● **Given problem**: Pull every line holding the string "frontě" from the records below.

[Collected data entries]
- - - -
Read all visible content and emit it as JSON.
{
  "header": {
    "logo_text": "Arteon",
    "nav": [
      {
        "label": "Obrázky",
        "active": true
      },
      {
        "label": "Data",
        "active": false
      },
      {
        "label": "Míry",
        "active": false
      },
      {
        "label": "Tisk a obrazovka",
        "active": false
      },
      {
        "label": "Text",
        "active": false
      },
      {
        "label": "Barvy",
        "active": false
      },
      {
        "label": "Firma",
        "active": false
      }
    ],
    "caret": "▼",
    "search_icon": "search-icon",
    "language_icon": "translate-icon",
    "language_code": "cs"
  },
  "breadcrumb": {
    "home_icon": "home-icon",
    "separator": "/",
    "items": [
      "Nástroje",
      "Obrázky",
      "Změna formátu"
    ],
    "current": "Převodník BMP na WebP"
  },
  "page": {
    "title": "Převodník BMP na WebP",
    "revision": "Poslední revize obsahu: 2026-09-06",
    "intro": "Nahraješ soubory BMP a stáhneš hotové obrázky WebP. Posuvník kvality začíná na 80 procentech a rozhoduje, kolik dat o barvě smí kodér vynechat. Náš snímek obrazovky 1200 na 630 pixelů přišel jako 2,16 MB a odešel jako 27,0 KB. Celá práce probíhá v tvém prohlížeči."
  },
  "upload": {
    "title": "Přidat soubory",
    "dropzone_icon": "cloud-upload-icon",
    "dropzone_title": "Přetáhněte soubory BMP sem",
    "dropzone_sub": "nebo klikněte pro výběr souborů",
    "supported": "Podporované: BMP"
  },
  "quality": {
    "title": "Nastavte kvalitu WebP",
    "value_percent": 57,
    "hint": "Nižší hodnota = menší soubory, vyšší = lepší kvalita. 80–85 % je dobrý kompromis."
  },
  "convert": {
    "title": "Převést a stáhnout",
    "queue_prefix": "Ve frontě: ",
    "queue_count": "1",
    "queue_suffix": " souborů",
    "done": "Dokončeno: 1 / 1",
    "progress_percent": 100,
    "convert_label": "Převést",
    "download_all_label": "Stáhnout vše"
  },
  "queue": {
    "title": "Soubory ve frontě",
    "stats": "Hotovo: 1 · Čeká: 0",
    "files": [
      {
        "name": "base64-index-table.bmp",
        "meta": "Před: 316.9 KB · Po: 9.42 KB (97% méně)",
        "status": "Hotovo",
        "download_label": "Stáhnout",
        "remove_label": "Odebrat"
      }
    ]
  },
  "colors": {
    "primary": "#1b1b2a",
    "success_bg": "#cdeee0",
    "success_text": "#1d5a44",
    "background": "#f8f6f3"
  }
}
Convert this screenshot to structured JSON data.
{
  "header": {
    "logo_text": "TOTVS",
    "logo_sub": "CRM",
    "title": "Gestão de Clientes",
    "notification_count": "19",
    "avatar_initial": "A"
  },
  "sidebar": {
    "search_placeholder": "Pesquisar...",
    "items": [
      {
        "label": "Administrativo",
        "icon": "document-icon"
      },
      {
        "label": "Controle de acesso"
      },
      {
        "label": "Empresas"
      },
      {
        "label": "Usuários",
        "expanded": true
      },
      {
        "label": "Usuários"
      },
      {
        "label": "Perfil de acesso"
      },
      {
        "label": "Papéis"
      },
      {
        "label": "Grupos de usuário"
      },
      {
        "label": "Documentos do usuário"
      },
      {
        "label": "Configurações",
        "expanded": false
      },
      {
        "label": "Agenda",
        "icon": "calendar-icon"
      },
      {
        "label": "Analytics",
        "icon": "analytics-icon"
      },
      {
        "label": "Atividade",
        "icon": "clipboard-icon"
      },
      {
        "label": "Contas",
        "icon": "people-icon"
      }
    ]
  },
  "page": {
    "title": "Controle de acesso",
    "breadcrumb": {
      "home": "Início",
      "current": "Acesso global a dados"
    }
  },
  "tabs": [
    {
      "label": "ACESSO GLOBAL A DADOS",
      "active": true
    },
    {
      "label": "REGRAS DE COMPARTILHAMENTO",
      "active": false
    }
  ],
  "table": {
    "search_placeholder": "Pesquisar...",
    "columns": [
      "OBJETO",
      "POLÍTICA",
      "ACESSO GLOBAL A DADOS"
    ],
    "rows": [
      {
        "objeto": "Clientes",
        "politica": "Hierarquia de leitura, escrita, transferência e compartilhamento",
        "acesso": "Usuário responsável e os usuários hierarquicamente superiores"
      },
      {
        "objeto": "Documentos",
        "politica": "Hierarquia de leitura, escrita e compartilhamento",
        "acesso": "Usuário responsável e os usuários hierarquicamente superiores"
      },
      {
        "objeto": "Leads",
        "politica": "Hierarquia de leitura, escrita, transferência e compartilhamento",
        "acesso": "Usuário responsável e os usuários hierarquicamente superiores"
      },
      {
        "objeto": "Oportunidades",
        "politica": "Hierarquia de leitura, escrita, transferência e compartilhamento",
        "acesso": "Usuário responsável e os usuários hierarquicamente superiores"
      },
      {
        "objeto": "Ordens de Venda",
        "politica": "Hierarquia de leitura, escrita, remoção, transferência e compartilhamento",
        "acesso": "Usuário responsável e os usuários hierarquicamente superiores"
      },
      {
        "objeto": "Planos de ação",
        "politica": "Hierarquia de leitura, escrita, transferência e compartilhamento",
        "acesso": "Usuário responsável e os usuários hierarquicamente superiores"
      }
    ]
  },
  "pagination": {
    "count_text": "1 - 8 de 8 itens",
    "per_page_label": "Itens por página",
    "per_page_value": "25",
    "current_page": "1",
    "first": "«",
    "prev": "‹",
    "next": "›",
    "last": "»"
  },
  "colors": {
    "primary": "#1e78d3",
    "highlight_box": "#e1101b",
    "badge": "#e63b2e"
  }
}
- - - -
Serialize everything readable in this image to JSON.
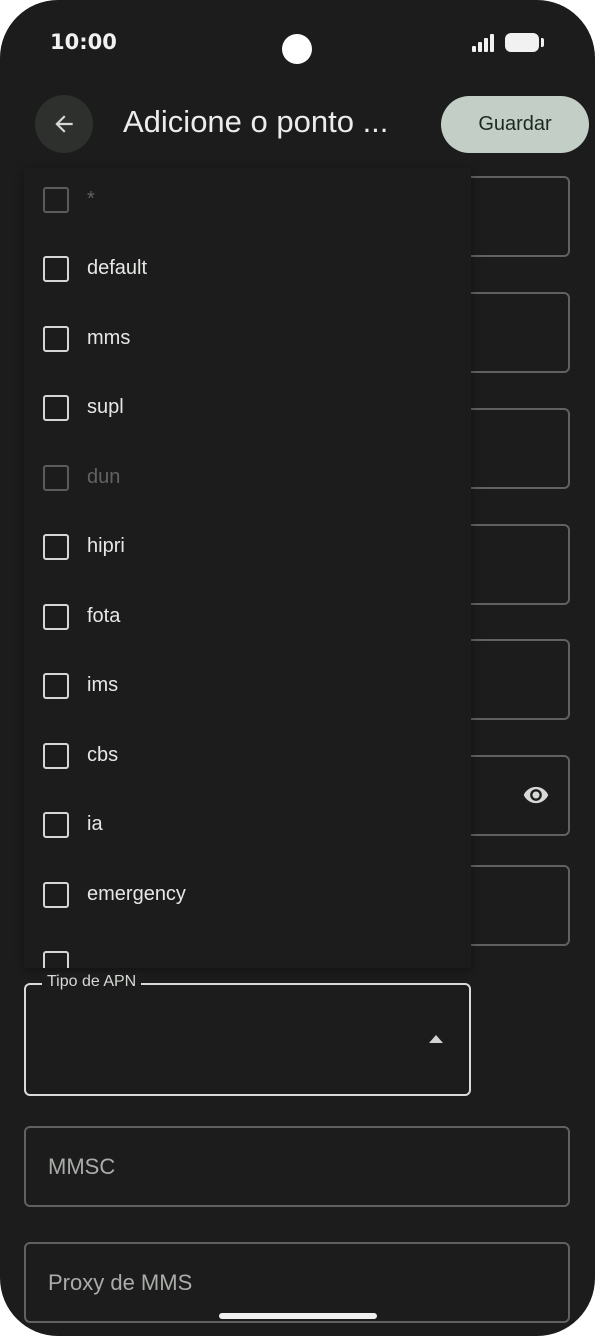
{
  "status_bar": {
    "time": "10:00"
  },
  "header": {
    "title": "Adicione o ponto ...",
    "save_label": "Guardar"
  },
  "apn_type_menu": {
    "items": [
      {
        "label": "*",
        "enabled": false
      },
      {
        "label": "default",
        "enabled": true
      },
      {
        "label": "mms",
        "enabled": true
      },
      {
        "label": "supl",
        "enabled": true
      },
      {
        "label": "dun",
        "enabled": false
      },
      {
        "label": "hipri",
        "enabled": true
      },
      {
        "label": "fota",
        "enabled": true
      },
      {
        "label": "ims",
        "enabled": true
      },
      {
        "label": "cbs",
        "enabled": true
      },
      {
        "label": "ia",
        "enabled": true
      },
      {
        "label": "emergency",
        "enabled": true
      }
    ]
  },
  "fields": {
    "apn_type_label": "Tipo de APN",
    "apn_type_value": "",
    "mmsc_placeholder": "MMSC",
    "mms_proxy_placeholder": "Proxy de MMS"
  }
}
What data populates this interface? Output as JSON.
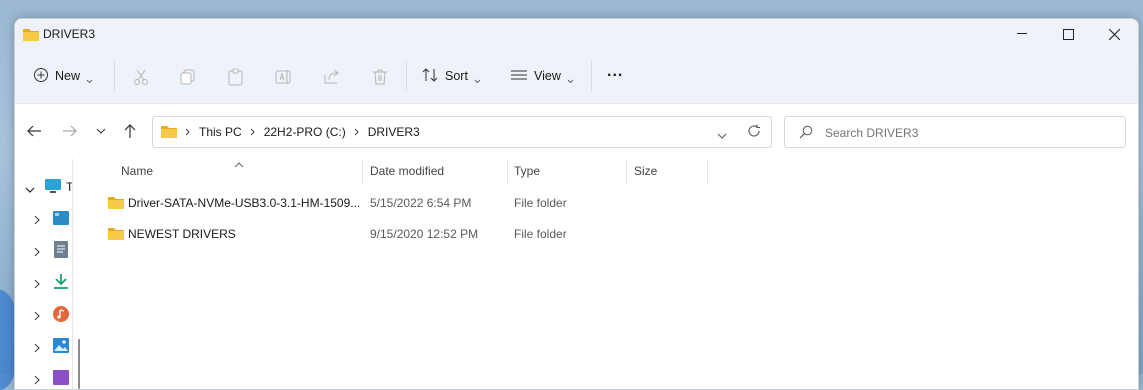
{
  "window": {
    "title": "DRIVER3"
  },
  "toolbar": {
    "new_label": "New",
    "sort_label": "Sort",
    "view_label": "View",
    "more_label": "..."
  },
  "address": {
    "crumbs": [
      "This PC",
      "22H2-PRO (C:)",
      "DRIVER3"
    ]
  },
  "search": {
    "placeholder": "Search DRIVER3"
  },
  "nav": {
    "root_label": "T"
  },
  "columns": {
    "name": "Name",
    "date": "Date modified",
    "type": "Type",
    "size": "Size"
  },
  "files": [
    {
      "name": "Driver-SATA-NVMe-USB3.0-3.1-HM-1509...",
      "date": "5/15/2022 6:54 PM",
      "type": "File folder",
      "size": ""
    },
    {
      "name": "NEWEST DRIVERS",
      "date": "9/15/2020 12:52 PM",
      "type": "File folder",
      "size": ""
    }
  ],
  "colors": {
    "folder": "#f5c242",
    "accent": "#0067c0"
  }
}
- - - -
● **Response below**:
    "queue_prefix": "Ve frontě: ",
    "title": "Soubory ve frontě",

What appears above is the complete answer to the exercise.